TASK DETAILS
Copy out each line of the data holding "window".

MATERIAL FOR THIS EXERCISE

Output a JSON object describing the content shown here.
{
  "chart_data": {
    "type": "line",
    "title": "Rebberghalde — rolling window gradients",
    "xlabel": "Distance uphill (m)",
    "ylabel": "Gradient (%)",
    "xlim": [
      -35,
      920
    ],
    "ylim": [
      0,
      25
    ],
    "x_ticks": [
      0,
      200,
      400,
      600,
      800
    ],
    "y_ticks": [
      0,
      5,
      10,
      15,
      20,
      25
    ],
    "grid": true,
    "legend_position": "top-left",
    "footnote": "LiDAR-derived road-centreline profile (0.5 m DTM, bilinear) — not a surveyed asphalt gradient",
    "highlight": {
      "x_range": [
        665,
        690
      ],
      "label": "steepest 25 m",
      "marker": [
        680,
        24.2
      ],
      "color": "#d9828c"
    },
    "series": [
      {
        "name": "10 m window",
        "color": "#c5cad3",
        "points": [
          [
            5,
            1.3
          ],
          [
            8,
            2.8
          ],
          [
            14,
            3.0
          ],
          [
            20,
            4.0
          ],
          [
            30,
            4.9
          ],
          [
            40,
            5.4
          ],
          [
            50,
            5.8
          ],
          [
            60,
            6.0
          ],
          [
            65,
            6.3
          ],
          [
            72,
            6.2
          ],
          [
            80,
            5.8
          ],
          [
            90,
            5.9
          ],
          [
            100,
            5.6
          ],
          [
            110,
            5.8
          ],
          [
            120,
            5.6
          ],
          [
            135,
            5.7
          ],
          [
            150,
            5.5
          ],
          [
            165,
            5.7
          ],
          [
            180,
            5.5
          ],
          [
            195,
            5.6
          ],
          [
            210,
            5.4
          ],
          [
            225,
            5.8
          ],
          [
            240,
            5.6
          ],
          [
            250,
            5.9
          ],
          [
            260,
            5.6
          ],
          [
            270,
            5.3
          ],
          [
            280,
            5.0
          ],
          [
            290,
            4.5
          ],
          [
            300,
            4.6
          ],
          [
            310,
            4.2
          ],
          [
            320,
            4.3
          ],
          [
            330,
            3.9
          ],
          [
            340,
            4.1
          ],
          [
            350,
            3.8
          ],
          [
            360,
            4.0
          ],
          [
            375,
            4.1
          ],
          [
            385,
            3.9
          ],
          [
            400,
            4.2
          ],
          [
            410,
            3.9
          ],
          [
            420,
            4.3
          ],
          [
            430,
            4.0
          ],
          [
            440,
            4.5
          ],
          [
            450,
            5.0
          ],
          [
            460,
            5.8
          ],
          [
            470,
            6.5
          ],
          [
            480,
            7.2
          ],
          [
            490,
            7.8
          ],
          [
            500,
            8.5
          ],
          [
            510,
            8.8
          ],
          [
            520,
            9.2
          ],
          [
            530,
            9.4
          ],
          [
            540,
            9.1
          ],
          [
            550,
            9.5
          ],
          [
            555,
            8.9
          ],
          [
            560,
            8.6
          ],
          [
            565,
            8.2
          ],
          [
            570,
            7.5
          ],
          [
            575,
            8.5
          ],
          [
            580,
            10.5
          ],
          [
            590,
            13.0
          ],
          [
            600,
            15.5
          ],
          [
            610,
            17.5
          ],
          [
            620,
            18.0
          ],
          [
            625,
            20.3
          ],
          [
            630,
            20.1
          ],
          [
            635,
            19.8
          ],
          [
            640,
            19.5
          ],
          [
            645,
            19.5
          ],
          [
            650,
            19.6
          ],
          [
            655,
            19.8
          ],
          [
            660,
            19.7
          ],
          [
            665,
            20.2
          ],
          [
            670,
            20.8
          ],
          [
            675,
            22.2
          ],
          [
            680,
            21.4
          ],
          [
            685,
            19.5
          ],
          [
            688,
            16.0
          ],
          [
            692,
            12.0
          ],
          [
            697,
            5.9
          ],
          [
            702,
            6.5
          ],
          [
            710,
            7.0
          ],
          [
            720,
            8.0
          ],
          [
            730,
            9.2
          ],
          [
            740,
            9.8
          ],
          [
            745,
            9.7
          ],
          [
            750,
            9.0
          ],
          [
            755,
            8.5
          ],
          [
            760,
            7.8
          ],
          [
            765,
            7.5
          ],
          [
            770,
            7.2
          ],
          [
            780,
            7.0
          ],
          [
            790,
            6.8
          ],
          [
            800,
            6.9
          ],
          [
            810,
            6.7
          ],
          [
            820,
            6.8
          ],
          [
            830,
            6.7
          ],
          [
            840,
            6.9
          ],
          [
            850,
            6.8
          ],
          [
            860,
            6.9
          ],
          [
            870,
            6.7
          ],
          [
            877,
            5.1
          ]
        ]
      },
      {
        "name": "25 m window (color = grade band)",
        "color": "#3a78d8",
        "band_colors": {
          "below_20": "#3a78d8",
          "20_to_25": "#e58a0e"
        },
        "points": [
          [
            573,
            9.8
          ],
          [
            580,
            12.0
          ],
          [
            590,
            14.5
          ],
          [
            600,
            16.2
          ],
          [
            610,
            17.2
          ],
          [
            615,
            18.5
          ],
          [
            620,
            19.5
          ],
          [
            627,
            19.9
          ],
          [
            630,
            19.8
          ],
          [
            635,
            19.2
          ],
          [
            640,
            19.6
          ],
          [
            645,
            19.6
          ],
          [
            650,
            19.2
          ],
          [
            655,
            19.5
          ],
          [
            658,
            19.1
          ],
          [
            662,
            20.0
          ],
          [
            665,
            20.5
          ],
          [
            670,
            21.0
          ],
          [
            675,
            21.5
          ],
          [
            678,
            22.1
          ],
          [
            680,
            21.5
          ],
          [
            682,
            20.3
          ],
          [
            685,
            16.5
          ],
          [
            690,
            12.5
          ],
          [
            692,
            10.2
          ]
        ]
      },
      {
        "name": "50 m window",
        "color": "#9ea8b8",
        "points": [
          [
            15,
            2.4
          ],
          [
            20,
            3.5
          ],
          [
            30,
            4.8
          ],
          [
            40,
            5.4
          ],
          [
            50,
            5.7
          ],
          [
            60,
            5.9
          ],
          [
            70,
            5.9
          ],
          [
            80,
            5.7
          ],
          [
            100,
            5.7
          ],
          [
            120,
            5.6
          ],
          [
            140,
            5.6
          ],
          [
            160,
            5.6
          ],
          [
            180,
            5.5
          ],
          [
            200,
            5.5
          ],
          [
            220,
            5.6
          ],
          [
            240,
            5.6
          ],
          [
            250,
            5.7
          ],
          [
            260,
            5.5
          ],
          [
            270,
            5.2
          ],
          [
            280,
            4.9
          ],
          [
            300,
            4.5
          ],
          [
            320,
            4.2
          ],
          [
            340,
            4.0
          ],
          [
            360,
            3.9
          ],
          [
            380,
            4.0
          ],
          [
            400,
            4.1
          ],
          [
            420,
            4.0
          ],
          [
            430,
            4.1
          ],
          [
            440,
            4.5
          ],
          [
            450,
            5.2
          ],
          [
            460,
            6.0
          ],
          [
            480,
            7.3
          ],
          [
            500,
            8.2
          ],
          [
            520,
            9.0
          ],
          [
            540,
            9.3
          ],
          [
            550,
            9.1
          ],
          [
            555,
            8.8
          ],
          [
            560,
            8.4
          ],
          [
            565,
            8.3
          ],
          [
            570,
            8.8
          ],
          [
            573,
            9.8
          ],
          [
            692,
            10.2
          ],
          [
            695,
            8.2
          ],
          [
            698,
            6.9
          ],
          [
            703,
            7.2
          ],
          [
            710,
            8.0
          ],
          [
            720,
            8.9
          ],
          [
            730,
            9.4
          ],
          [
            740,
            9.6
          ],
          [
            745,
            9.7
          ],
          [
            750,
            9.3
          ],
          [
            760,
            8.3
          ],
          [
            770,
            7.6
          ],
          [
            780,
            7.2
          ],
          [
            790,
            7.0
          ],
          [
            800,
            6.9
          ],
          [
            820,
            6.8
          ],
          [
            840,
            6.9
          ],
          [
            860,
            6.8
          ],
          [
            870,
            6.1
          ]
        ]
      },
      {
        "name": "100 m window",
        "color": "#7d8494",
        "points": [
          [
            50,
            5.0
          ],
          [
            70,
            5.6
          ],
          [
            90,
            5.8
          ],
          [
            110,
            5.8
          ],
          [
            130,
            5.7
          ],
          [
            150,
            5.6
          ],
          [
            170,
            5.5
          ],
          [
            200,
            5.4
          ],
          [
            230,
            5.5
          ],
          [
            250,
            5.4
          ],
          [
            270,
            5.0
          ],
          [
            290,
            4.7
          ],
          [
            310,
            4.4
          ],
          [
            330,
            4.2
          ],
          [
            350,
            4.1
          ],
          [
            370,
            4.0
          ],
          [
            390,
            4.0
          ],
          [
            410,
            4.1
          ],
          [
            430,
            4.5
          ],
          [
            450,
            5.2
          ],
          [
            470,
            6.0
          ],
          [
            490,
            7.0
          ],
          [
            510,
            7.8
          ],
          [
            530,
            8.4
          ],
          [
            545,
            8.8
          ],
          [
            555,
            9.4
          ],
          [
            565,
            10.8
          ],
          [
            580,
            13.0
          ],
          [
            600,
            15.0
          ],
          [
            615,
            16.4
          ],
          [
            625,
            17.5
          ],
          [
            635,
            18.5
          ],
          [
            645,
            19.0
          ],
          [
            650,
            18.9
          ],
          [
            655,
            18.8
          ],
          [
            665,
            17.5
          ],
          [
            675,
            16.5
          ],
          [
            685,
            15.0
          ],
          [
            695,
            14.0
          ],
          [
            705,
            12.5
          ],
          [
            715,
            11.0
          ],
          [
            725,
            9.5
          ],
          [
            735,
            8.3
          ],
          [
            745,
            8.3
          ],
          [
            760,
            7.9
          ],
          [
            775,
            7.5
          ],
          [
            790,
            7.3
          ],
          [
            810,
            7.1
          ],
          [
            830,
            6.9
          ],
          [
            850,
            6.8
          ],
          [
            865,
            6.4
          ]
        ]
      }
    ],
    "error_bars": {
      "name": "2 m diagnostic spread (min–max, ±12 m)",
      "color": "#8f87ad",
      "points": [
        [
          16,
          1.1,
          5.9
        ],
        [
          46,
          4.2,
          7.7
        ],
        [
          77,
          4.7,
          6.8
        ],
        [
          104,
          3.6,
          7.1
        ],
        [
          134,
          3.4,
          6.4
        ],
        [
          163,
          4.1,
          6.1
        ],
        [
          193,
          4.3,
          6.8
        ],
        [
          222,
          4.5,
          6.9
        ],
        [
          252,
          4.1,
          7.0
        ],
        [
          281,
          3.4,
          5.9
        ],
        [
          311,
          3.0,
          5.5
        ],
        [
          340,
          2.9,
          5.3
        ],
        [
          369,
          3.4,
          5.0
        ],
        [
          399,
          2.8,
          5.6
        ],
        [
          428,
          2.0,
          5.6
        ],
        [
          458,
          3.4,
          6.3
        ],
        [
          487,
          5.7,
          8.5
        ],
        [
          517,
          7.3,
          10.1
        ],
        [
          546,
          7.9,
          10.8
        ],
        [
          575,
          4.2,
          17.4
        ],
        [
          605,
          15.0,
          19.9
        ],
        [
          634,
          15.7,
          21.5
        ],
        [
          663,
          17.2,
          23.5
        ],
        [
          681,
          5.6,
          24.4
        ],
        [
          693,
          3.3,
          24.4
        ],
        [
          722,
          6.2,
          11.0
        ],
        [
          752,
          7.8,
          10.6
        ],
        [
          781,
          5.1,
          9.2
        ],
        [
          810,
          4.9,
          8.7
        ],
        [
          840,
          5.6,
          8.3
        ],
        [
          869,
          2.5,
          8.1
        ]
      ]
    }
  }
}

WRITTEN SOLUTION
    "title": "Rebberghalde — rolling window gradients",
        "name": "10 m window",
        "name": "25 m window (color = grade band)",
        "name": "50 m window",
        "name": "100 m window",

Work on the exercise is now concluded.